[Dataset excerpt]
-------

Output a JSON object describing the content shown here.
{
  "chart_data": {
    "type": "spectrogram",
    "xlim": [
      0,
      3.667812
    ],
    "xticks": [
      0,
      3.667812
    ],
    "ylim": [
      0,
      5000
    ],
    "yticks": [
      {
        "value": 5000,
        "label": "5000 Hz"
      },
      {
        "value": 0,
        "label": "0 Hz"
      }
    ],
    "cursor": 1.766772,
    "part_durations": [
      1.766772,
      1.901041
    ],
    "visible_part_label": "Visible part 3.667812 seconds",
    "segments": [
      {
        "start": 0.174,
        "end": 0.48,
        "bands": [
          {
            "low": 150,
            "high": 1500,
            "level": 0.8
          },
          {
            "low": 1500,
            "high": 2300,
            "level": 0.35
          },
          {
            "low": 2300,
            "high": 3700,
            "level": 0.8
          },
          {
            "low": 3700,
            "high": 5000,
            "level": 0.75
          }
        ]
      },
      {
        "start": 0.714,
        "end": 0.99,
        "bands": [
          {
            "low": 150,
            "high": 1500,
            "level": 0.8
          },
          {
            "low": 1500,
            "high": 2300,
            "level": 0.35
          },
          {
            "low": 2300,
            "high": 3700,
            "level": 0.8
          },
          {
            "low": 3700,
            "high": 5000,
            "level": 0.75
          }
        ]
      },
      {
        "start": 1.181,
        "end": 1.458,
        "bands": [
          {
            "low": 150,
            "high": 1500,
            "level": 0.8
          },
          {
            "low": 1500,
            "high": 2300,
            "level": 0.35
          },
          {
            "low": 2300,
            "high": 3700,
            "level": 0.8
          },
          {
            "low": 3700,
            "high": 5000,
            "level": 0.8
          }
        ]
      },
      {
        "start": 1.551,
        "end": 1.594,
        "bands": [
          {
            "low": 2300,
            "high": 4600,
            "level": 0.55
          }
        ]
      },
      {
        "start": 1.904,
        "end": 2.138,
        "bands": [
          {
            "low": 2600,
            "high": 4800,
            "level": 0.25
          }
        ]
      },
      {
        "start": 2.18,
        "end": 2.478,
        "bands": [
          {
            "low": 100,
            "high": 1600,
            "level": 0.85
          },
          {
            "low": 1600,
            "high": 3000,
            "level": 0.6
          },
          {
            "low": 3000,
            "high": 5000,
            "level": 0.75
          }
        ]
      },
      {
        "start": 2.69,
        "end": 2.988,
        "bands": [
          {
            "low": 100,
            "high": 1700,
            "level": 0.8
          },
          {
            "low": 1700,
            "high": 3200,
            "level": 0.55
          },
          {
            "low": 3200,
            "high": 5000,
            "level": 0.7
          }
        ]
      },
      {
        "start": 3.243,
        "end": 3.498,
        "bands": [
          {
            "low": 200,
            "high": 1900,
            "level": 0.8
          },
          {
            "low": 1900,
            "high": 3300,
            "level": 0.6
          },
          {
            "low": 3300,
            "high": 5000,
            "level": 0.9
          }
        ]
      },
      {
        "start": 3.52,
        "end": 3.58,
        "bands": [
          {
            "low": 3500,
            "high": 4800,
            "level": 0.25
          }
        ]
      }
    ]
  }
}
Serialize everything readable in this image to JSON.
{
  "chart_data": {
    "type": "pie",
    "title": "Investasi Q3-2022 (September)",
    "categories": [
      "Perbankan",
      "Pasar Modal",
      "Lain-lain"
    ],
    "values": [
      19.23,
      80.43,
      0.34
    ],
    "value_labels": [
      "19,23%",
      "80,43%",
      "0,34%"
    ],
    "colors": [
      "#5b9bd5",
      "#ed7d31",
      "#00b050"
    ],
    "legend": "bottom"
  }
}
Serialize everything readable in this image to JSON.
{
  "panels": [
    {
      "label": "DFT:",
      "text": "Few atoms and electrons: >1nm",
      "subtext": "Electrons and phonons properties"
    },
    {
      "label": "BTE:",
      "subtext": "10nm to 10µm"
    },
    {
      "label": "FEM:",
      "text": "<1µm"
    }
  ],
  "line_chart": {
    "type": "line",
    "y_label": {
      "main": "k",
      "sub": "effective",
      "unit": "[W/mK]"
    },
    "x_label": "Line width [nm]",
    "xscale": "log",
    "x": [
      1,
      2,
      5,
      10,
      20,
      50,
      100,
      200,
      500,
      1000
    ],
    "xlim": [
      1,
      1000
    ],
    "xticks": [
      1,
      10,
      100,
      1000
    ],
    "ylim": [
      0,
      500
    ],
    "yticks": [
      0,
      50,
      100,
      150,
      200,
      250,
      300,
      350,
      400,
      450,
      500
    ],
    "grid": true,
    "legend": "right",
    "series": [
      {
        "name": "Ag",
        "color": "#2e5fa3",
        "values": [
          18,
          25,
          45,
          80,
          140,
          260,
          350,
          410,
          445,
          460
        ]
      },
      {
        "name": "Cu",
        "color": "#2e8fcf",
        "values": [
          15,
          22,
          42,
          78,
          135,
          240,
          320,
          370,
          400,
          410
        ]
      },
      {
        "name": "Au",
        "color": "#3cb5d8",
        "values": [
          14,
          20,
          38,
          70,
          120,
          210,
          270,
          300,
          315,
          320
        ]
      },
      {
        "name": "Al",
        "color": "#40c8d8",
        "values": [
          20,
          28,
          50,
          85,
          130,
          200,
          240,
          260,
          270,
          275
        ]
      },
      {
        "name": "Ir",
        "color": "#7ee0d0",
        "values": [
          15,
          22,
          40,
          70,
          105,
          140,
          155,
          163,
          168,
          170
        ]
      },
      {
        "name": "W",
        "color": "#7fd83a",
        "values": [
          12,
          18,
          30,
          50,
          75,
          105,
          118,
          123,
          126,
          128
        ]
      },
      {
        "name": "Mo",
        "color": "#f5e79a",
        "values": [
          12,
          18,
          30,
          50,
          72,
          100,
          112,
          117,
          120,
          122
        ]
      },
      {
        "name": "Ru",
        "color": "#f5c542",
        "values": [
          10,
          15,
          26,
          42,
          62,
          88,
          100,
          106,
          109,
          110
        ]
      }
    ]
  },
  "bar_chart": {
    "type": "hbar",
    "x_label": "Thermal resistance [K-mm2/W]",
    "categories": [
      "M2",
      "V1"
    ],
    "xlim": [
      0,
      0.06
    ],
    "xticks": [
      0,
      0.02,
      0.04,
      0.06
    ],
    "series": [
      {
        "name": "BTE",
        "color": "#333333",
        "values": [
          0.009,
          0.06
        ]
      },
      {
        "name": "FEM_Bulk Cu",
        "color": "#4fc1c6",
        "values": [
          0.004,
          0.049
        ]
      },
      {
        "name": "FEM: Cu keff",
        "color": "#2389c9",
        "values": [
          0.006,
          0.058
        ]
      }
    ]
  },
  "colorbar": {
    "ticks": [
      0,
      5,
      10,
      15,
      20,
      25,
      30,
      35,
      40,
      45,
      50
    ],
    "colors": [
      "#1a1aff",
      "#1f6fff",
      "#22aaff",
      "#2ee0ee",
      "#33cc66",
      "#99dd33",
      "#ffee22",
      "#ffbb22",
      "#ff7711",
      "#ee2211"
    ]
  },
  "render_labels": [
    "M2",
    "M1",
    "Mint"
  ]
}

-------

* [TASK PROMPT]:
Print all of the entries again, exactly as written.

* [SOLUTION FOR THIS TASK]:
Output a JSON object describing the content shown here.
{
  "chart_data": {
    "type": "spectrogram",
    "xlim": [
      0,
      3.667812
    ],
    "xticks": [
      0,
      3.667812
    ],
    "ylim": [
      0,
      5000
    ],
    "yticks": [
      {
        "value": 5000,
        "label": "5000 Hz"
      },
      {
        "value": 0,
        "label": "0 Hz"
      }
    ],
    "cursor": 1.766772,
    "part_durations": [
      1.766772,
      1.901041
    ],
    "visible_part_label": "Visible part 3.667812 seconds",
    "segments": [
      {
        "start": 0.174,
        "end": 0.48,
        "bands": [
          {
            "low": 150,
            "high": 1500,
            "level": 0.8
          },
          {
            "low": 1500,
            "high": 2300,
            "level": 0.35
          },
          {
            "low": 2300,
            "high": 3700,
            "level": 0.8
          },
          {
            "low": 3700,
            "high": 5000,
            "level": 0.75
          }
        ]
      },
      {
        "start": 0.714,
        "end": 0.99,
        "bands": [
          {
            "low": 150,
            "high": 1500,
            "level": 0.8
          },
          {
            "low": 1500,
            "high": 2300,
            "level": 0.35
          },
          {
            "low": 2300,
            "high": 3700,
            "level": 0.8
          },
          {
            "low": 3700,
            "high": 5000,
            "level": 0.75
          }
        ]
      },
      {
        "start": 1.181,
        "end": 1.458,
        "bands": [
          {
            "low": 150,
            "high": 1500,
            "level": 0.8
          },
          {
            "low": 1500,
            "high": 2300,
            "level": 0.35
          },
          {
            "low": 2300,
            "high": 3700,
            "level": 0.8
          },
          {
            "low": 3700,
            "high": 5000,
            "level": 0.8
          }
        ]
      },
      {
        "start": 1.551,
        "end": 1.594,
        "bands": [
          {
            "low": 2300,
            "high": 4600,
            "level": 0.55
          }
        ]
      },
      {
        "start": 1.904,
        "end": 2.138,
        "bands": [
          {
            "low": 2600,
            "high": 4800,
            "level": 0.25
          }
        ]
      },
      {
        "start": 2.18,
        "end": 2.478,
        "bands": [
          {
            "low": 100,
            "high": 1600,
            "level": 0.85
          },
          {
            "low": 1600,
            "high": 3000,
            "level": 0.6
          },
          {
            "low": 3000,
            "high": 5000,
            "level": 0.75
          }
        ]
      },
      {
        "start": 2.69,
        "end": 2.988,
        "bands": [
          {
            "low": 100,
            "high": 1700,
            "level": 0.8
          },
          {
            "low": 1700,
            "high": 3200,
            "level": 0.55
          },
          {
            "low": 3200,
            "high": 5000,
            "level": 0.7
          }
        ]
      },
      {
        "start": 3.243,
        "end": 3.498,
        "bands": [
          {
            "low": 200,
            "high": 1900,
            "level": 0.8
          },
          {
            "low": 1900,
            "high": 3300,
            "level": 0.6
          },
          {
            "low": 3300,
            "high": 5000,
            "level": 0.9
          }
        ]
      },
      {
        "start": 3.52,
        "end": 3.58,
        "bands": [
          {
            "low": 3500,
            "high": 4800,
            "level": 0.25
          }
        ]
      }
    ]
  }
}
Serialize everything readable in this image to JSON.
{
  "chart_data": {
    "type": "pie",
    "title": "Investasi Q3-2022 (September)",
    "categories": [
      "Perbankan",
      "Pasar Modal",
      "Lain-lain"
    ],
    "values": [
      19.23,
      80.43,
      0.34
    ],
    "value_labels": [
      "19,23%",
      "80,43%",
      "0,34%"
    ],
    "colors": [
      "#5b9bd5",
      "#ed7d31",
      "#00b050"
    ],
    "legend": "bottom"
  }
}
Serialize everything readable in this image to JSON.
{
  "panels": [
    {
      "label": "DFT:",
      "text": "Few atoms and electrons: >1nm",
      "subtext": "Electrons and phonons properties"
    },
    {
      "label": "BTE:",
      "subtext": "10nm to 10µm"
    },
    {
      "label": "FEM:",
      "text": "<1µm"
    }
  ],
  "line_chart": {
    "type": "line",
    "y_label": {
      "main": "k",
      "sub": "effective",
      "unit": "[W/mK]"
    },
    "x_label": "Line width [nm]",
    "xscale": "log",
    "x": [
      1,
      2,
      5,
      10,
      20,
      50,
      100,
      200,
      500,
      1000
    ],
    "xlim": [
      1,
      1000
    ],
    "xticks": [
      1,
      10,
      100,
      1000
    ],
    "ylim": [
      0,
      500
    ],
    "yticks": [
      0,
      50,
      100,
      150,
      200,
      250,
      300,
      350,
      400,
      450,
      500
    ],
    "grid": true,
    "legend": "right",
    "series": [
      {
        "name": "Ag",
        "color": "#2e5fa3",
        "values": [
          18,
          25,
          45,
          80,
          140,
          260,
          350,
          410,
          445,
          460
        ]
      },
      {
        "name": "Cu",
        "color": "#2e8fcf",
        "values": [
          15,
          22,
          42,
          78,
          135,
          240,
          320,
          370,
          400,
          410
        ]
      },
      {
        "name": "Au",
        "color": "#3cb5d8",
        "values": [
          14,
          20,
          38,
          70,
          120,
          210,
          270,
          300,
          315,
          320
        ]
      },
      {
        "name": "Al",
        "color": "#40c8d8",
        "values": [
          20,
          28,
          50,
          85,
          130,
          200,
          240,
          260,
          270,
          275
        ]
      },
      {
        "name": "Ir",
        "color": "#7ee0d0",
        "values": [
          15,
          22,
          40,
          70,
          105,
          140,
          155,
          163,
          168,
          170
        ]
      },
      {
        "name": "W",
        "color": "#7fd83a",
        "values": [
          12,
          18,
          30,
          50,
          75,
          105,
          118,
          123,
          126,
          128
        ]
      },
      {
        "name": "Mo",
        "color": "#f5e79a",
        "values": [
          12,
          18,
          30,
          50,
          72,
          100,
          112,
          117,
          120,
          122
        ]
      },
      {
        "name": "Ru",
        "color": "#f5c542",
        "values": [
          10,
          15,
          26,
          42,
          62,
          88,
          100,
          106,
          109,
          110
        ]
      }
    ]
  },
  "bar_chart": {
    "type": "hbar",
    "x_label": "Thermal resistance [K-mm2/W]",
    "categories": [
      "M2",
      "V1"
    ],
    "xlim": [
      0,
      0.06
    ],
    "xticks": [
      0,
      0.02,
      0.04,
      0.06
    ],
    "series": [
      {
        "name": "BTE",
        "color": "#333333",
        "values": [
          0.009,
          0.06
        ]
      },
      {
        "name": "FEM_Bulk Cu",
        "color": "#4fc1c6",
        "values": [
          0.004,
          0.049
        ]
      },
      {
        "name": "FEM: Cu keff",
        "color": "#2389c9",
        "values": [
          0.006,
          0.058
        ]
      }
    ]
  },
  "colorbar": {
    "ticks": [
      0,
      5,
      10,
      15,
      20,
      25,
      30,
      35,
      40,
      45,
      50
    ],
    "colors": [
      "#1a1aff",
      "#1f6fff",
      "#22aaff",
      "#2ee0ee",
      "#33cc66",
      "#99dd33",
      "#ffee22",
      "#ffbb22",
      "#ff7711",
      "#ee2211"
    ]
  },
  "render_labels": [
    "M2",
    "M1",
    "Mint"
  ]
}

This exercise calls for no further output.